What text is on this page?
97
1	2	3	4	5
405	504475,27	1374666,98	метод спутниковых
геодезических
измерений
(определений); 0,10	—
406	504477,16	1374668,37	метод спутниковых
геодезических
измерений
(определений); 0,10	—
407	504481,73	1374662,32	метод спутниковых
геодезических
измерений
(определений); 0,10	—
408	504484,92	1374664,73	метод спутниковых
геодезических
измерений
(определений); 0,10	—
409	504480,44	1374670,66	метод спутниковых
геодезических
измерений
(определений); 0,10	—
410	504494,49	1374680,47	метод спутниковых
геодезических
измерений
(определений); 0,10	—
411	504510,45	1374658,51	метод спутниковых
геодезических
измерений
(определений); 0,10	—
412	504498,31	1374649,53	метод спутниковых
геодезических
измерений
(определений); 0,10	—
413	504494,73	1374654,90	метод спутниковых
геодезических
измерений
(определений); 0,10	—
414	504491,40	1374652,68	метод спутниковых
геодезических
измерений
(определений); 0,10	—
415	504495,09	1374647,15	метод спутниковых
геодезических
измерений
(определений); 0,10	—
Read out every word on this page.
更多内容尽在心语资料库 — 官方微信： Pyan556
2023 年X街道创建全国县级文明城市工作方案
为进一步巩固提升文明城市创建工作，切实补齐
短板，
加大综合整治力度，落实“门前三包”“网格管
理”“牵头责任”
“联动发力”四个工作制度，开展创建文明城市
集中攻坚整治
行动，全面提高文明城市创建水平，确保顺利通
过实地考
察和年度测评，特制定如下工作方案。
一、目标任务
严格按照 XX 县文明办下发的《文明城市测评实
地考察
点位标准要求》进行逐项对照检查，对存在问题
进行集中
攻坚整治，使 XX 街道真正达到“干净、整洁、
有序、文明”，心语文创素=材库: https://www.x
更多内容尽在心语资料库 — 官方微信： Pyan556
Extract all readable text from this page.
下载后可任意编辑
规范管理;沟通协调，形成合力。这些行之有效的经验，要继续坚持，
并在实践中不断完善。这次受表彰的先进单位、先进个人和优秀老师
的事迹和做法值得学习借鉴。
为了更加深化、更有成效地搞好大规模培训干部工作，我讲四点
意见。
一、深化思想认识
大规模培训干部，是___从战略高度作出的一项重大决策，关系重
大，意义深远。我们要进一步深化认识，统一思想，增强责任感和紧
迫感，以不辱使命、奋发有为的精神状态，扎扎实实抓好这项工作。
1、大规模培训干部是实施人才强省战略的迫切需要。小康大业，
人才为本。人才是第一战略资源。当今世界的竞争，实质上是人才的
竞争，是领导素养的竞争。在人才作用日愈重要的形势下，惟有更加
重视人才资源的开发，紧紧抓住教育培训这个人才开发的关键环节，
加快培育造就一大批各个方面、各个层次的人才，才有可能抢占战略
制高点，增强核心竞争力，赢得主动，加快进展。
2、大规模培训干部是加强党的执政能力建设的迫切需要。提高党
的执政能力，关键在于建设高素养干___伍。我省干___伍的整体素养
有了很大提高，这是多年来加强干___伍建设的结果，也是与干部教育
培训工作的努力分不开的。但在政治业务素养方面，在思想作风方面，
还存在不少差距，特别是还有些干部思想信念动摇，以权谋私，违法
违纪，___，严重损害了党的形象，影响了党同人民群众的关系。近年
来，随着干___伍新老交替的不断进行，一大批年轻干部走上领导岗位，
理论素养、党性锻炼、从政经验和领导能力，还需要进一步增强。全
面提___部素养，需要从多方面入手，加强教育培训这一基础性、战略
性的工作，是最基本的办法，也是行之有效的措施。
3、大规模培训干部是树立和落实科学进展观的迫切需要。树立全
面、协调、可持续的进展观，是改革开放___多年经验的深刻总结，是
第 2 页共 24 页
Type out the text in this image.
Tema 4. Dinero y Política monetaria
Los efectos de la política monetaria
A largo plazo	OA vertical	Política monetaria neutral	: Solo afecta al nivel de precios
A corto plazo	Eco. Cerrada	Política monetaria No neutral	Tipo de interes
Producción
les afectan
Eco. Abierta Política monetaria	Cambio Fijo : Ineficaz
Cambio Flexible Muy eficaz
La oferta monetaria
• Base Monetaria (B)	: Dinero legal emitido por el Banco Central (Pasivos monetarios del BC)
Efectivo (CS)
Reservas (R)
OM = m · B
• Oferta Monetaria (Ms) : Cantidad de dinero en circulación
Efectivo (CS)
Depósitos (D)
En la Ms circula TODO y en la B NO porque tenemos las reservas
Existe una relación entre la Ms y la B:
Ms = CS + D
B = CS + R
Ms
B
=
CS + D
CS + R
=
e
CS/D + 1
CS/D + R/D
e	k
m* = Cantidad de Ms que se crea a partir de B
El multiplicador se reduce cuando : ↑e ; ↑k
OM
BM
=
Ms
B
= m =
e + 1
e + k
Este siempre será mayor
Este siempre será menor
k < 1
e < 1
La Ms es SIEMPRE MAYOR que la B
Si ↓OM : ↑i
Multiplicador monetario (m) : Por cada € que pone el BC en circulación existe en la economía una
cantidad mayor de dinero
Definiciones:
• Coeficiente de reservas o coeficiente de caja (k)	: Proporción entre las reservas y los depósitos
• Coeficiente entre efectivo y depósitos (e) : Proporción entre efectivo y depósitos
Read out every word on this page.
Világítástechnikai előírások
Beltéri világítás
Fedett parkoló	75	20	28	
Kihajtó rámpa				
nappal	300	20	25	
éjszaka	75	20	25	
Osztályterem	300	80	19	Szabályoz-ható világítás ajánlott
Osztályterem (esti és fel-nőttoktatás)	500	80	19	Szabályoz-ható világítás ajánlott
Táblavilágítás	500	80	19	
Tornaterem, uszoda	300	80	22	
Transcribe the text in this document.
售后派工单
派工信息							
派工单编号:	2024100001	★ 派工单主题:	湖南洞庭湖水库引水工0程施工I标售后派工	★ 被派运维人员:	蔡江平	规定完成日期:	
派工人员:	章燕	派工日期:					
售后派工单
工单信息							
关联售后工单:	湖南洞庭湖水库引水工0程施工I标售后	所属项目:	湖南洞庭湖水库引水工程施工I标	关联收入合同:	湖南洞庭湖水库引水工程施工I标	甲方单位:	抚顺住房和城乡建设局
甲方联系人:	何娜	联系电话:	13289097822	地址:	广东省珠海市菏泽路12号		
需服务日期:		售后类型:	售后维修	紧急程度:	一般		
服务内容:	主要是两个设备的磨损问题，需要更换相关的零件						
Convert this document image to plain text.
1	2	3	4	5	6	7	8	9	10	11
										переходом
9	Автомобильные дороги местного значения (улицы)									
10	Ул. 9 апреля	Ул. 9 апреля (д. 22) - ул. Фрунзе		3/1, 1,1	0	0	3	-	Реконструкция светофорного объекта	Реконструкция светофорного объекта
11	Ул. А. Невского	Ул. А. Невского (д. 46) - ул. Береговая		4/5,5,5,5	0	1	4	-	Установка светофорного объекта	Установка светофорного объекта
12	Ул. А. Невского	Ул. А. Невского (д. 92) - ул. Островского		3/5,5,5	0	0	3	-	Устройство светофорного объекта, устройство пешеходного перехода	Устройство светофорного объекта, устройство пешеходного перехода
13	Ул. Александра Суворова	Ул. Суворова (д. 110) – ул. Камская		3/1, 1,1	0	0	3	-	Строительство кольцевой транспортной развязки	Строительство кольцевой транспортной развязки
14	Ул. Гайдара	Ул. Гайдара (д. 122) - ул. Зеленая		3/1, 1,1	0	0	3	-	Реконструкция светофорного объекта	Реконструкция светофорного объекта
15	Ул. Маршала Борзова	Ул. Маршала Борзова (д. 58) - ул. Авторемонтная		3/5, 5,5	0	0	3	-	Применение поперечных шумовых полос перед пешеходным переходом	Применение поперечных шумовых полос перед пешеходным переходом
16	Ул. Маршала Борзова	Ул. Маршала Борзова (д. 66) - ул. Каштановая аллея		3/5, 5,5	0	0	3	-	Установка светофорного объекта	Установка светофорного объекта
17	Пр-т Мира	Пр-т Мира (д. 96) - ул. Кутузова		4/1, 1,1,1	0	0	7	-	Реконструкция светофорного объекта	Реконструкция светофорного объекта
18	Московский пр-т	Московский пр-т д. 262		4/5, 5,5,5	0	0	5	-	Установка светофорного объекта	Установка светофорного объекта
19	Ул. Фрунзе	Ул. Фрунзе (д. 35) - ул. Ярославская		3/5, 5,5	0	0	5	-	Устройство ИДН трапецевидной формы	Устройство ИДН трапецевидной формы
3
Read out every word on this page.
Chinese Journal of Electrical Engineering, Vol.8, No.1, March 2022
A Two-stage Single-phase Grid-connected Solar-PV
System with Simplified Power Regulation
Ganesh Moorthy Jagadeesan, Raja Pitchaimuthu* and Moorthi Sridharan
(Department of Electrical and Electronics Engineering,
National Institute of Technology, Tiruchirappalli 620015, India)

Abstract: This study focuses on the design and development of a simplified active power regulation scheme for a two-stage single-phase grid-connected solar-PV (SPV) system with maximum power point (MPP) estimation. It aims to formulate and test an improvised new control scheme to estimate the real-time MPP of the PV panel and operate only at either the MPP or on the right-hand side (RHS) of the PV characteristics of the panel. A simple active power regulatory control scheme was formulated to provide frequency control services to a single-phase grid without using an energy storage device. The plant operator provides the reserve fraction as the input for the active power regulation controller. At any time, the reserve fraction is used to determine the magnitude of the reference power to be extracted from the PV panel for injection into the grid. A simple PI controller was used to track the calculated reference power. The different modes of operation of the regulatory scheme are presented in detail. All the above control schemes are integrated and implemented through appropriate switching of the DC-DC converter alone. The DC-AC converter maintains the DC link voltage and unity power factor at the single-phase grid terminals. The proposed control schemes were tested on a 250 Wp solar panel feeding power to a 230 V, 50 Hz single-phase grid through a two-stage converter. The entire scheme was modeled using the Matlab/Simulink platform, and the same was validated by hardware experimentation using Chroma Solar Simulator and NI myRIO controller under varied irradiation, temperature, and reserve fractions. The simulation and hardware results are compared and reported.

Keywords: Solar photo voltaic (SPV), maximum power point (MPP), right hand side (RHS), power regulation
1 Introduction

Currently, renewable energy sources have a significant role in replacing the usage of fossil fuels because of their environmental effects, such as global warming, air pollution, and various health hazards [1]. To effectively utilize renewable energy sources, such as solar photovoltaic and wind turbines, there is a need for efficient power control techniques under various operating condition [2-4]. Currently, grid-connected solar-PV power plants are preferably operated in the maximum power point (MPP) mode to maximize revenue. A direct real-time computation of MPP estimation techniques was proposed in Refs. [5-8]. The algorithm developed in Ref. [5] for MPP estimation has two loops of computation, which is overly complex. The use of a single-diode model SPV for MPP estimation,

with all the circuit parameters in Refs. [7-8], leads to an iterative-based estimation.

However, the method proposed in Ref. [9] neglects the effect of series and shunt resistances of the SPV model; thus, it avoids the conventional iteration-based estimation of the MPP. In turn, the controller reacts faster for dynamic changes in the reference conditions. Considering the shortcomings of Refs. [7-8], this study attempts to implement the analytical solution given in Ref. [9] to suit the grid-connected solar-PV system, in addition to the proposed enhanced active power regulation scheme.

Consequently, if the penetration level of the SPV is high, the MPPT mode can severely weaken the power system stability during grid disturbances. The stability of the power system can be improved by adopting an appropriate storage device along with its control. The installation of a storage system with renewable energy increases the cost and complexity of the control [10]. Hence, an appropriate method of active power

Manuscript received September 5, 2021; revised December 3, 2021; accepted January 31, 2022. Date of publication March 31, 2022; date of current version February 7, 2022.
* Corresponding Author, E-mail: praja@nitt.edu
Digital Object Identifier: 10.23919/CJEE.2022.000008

● **TASK TO COMPLETE**
Say how many lines include the word "neutral"; reply with the number alone.

● **OUTPUT OF THE TASK**
2